Copy out all lines of the records in which the word "造成不良影响的" appears.

— START OF DATA ROWS —

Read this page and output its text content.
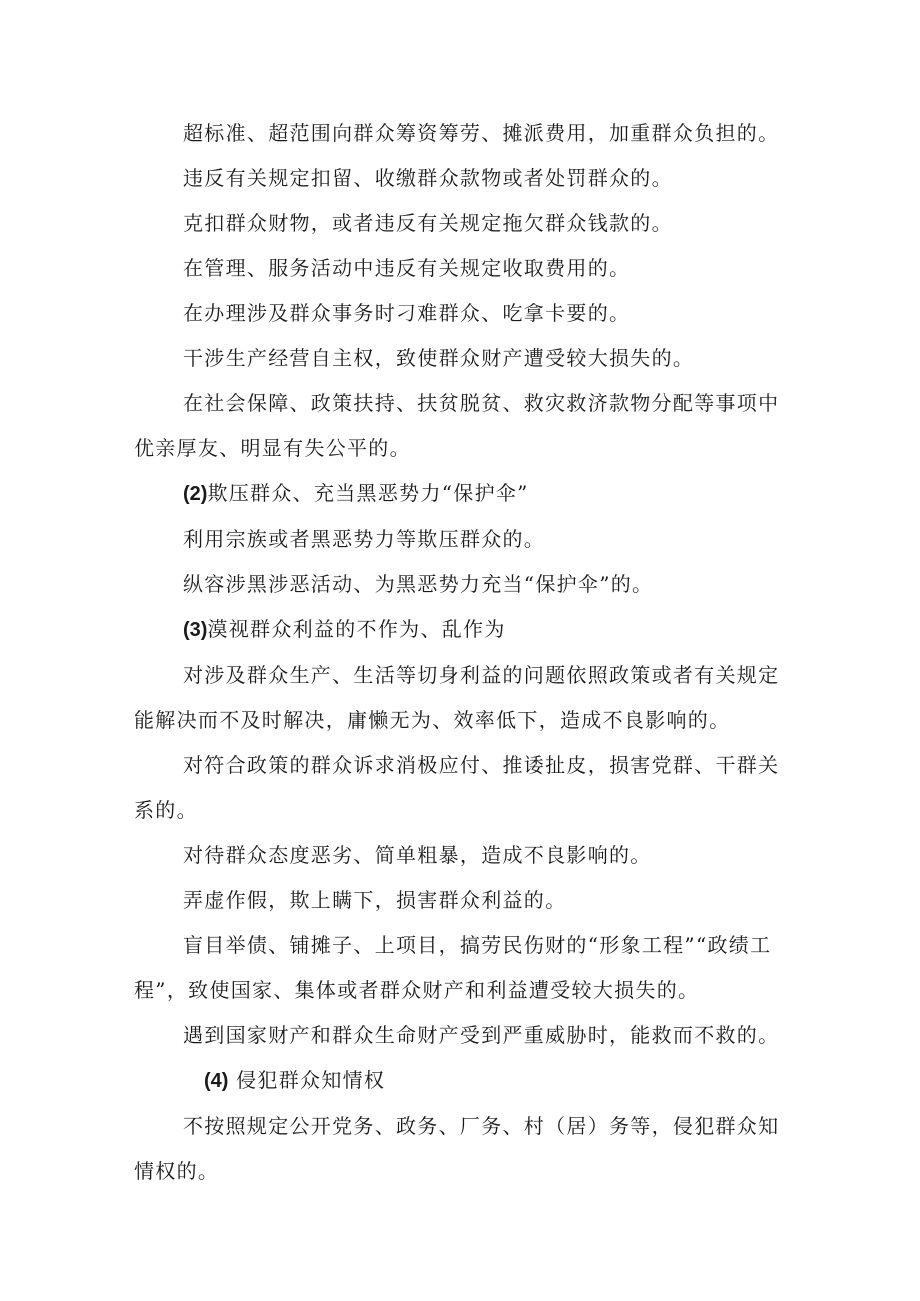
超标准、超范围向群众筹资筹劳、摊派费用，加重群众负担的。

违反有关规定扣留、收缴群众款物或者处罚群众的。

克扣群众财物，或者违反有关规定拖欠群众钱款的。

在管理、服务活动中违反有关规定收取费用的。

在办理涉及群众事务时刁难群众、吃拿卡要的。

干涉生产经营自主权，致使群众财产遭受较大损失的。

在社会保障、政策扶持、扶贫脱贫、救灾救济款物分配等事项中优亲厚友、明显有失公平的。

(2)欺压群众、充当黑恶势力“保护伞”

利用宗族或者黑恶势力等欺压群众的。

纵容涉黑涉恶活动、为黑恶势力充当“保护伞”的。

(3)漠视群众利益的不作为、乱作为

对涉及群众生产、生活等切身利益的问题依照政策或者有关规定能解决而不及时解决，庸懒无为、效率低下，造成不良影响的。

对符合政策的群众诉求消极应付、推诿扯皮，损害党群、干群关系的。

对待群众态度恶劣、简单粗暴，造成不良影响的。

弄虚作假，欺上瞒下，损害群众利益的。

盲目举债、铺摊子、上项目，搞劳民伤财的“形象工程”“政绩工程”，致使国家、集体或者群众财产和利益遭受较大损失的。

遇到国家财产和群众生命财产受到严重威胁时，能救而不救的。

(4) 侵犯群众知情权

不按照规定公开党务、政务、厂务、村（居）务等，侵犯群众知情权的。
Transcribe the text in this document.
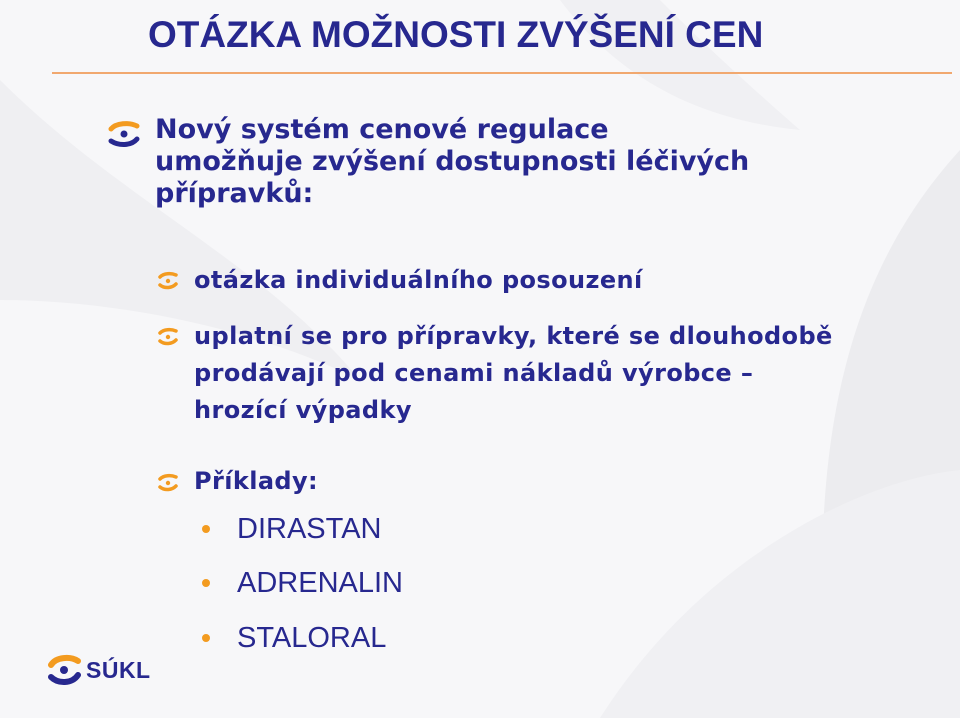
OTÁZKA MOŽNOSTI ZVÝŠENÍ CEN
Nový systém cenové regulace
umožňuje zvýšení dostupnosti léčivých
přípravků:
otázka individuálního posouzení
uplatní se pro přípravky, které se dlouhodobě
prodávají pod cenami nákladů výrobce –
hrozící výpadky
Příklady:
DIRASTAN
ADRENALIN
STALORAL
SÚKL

— END OF DATA ROWS —
— START OF DATA ROWS —

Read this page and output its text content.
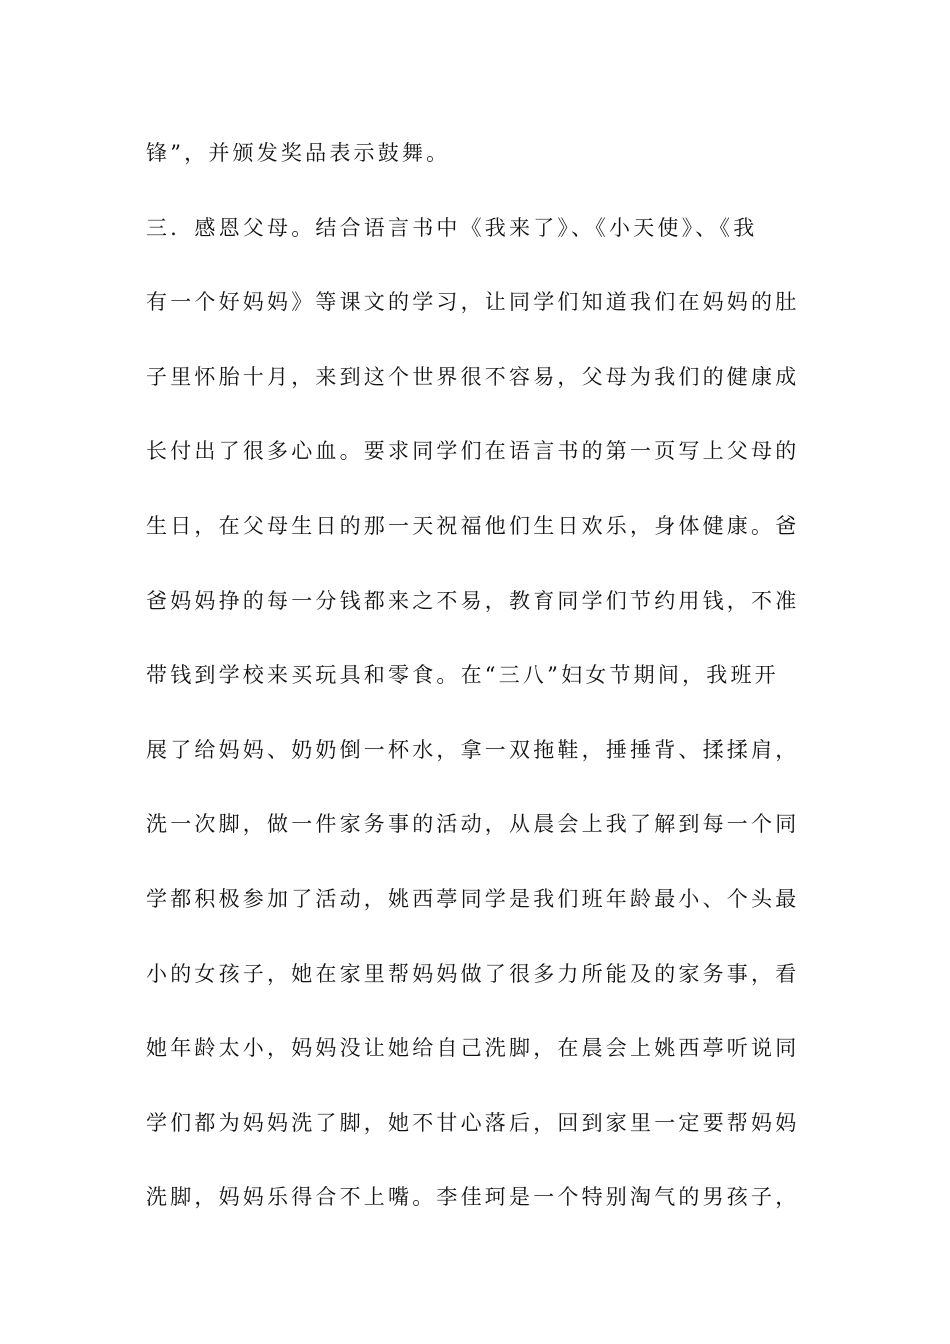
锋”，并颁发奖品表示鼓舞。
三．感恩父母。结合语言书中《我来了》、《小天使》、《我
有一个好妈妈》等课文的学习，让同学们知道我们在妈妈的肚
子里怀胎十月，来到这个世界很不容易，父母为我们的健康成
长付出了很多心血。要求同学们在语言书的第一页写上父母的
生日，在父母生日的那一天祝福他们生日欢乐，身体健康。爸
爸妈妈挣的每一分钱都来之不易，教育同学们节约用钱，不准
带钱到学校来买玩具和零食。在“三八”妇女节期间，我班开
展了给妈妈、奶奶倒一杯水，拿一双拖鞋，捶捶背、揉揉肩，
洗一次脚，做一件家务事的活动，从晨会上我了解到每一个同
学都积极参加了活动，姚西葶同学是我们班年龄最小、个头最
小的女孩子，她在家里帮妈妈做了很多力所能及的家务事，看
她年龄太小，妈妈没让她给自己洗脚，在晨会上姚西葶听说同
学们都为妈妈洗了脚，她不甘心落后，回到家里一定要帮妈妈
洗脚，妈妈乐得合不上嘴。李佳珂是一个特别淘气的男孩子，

— END OF DATA ROWS —
— START OF DATA ROWS —

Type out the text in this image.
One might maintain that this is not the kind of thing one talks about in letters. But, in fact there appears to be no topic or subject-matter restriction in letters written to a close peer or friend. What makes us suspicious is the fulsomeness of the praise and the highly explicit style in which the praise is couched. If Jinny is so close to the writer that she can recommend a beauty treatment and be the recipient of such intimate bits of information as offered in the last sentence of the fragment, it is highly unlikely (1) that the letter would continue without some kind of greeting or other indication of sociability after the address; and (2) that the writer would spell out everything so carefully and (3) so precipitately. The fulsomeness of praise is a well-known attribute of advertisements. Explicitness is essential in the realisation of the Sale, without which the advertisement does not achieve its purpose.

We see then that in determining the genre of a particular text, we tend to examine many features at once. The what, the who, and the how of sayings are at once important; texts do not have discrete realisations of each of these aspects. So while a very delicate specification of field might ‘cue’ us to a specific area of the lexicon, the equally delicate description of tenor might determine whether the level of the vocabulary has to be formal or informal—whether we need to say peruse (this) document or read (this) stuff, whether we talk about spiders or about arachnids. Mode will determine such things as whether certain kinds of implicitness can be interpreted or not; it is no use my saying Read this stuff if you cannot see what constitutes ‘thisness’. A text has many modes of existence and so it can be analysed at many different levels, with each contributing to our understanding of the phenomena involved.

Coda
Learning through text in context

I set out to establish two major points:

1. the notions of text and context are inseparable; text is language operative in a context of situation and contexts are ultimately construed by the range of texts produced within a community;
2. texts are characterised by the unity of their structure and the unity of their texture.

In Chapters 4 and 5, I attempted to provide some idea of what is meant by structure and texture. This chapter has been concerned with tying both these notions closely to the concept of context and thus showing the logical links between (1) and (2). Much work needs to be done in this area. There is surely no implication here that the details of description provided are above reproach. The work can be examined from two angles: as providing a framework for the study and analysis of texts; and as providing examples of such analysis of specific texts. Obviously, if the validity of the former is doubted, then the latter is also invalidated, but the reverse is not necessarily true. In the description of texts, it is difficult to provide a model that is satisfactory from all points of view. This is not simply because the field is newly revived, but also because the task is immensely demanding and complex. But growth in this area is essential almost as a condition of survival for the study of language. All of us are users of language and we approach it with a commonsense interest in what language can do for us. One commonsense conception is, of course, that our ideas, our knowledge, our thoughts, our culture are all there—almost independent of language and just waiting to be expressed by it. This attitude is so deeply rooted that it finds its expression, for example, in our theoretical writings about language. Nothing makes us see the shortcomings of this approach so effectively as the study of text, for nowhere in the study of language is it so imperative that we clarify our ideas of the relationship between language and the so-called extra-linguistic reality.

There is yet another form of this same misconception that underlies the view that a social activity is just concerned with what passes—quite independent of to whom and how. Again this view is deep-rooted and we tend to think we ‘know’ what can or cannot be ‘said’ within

— END OF DATA ROWS —

#### FINISHED EXERCISE:
对涉及群众生产、生活等切身利益的问题依照政策或者有关规定能解决而不及时解决，庸懒无为、效率低下，造成不良影响的。
对待群众态度恶劣、简单粗暴，造成不良影响的。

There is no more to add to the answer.